Return verbatim the run of lines that opens with the line holding "What data populates" and closes with the last line of the records.

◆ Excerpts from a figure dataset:
§ §
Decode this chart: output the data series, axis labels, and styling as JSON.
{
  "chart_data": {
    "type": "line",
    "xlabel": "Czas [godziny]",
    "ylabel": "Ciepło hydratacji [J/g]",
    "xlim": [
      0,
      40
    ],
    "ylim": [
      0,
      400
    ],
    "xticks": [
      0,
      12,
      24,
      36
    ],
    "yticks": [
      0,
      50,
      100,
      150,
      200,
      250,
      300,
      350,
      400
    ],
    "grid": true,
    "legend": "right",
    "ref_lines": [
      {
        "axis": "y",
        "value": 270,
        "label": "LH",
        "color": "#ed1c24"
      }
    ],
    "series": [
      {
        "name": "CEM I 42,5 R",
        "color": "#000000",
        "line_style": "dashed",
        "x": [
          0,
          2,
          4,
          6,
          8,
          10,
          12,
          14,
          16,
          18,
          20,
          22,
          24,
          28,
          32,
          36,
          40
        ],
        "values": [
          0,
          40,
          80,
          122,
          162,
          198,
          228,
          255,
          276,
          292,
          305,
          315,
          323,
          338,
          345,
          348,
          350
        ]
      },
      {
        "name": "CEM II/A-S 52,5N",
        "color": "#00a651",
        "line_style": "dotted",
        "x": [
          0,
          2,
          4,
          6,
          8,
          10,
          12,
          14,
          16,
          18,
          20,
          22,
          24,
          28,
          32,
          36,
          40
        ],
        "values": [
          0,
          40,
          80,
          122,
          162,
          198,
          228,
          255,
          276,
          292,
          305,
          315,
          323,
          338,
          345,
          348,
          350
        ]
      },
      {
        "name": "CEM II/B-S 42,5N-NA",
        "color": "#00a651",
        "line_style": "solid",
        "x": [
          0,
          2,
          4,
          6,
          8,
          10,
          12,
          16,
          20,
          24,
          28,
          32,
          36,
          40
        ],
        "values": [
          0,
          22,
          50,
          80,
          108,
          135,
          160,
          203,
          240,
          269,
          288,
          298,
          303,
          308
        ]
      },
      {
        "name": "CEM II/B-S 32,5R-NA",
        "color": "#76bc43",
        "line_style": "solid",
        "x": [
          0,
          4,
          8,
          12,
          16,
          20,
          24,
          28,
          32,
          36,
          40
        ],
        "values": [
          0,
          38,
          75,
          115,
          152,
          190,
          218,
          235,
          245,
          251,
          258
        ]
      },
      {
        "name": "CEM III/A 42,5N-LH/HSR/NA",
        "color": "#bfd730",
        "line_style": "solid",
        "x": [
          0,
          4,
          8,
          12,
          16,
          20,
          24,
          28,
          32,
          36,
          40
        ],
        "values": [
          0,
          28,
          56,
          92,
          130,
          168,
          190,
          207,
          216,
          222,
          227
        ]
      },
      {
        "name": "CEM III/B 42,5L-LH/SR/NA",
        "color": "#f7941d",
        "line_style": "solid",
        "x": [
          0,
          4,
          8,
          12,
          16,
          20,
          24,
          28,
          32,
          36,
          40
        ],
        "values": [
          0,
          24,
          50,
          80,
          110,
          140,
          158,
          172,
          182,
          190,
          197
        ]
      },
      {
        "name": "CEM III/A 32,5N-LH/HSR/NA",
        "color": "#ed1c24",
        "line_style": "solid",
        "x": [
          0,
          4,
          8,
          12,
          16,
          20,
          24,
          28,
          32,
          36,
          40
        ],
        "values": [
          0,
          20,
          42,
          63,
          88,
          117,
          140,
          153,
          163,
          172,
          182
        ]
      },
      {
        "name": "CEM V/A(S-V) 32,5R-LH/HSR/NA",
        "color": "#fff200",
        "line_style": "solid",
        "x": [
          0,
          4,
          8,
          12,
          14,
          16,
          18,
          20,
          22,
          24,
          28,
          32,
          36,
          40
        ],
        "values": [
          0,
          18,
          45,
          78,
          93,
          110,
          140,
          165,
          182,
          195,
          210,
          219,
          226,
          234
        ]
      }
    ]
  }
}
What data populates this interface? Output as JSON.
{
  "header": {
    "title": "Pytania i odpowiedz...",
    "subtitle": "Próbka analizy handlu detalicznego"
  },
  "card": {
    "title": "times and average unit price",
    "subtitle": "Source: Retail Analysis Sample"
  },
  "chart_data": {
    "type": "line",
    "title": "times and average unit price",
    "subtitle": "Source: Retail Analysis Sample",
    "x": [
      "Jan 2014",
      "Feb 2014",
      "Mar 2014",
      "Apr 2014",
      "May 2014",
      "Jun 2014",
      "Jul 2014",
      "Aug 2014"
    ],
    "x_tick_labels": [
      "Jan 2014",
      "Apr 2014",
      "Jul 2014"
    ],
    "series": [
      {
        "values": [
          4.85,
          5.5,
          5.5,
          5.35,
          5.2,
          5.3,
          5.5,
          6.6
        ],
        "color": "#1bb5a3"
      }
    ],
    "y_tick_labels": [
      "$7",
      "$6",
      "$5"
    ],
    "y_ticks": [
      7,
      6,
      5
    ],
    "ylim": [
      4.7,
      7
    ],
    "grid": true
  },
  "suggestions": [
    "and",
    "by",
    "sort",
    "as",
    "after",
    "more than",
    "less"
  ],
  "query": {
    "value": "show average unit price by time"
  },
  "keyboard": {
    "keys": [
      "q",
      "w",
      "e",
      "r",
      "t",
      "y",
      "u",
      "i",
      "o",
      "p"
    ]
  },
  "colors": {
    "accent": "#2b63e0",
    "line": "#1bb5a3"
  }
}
§ §
◆ THE REPLY:
What data populates this interface? Output as JSON.
{
  "header": {
    "title": "Pytania i odpowiedz...",
    "subtitle": "Próbka analizy handlu detalicznego"
  },
  "card": {
    "title": "times and average unit price",
    "subtitle": "Source: Retail Analysis Sample"
  },
  "chart_data": {
    "type": "line",
    "title": "times and average unit price",
    "subtitle": "Source: Retail Analysis Sample",
    "x": [
      "Jan 2014",
      "Feb 2014",
      "Mar 2014",
      "Apr 2014",
      "May 2014",
      "Jun 2014",
      "Jul 2014",
      "Aug 2014"
    ],
    "x_tick_labels": [
      "Jan 2014",
      "Apr 2014",
      "Jul 2014"
    ],
    "series": [
      {
        "values": [
          4.85,
          5.5,
          5.5,
          5.35,
          5.2,
          5.3,
          5.5,
          6.6
        ],
        "color": "#1bb5a3"
      }
    ],
    "y_tick_labels": [
      "$7",
      "$6",
      "$5"
    ],
    "y_ticks": [
      7,
      6,
      5
    ],
    "ylim": [
      4.7,
      7
    ],
    "grid": true
  },
  "suggestions": [
    "and",
    "by",
    "sort",
    "as",
    "after",
    "more than",
    "less"
  ],
  "query": {
    "value": "show average unit price by time"
  },
  "keyboard": {
    "keys": [
      "q",
      "w",
      "e",
      "r",
      "t",
      "y",
      "u",
      "i",
      "o",
      "p"
    ]
  },
  "colors": {
    "accent": "#2b63e0",
    "line": "#1bb5a3"
  }
}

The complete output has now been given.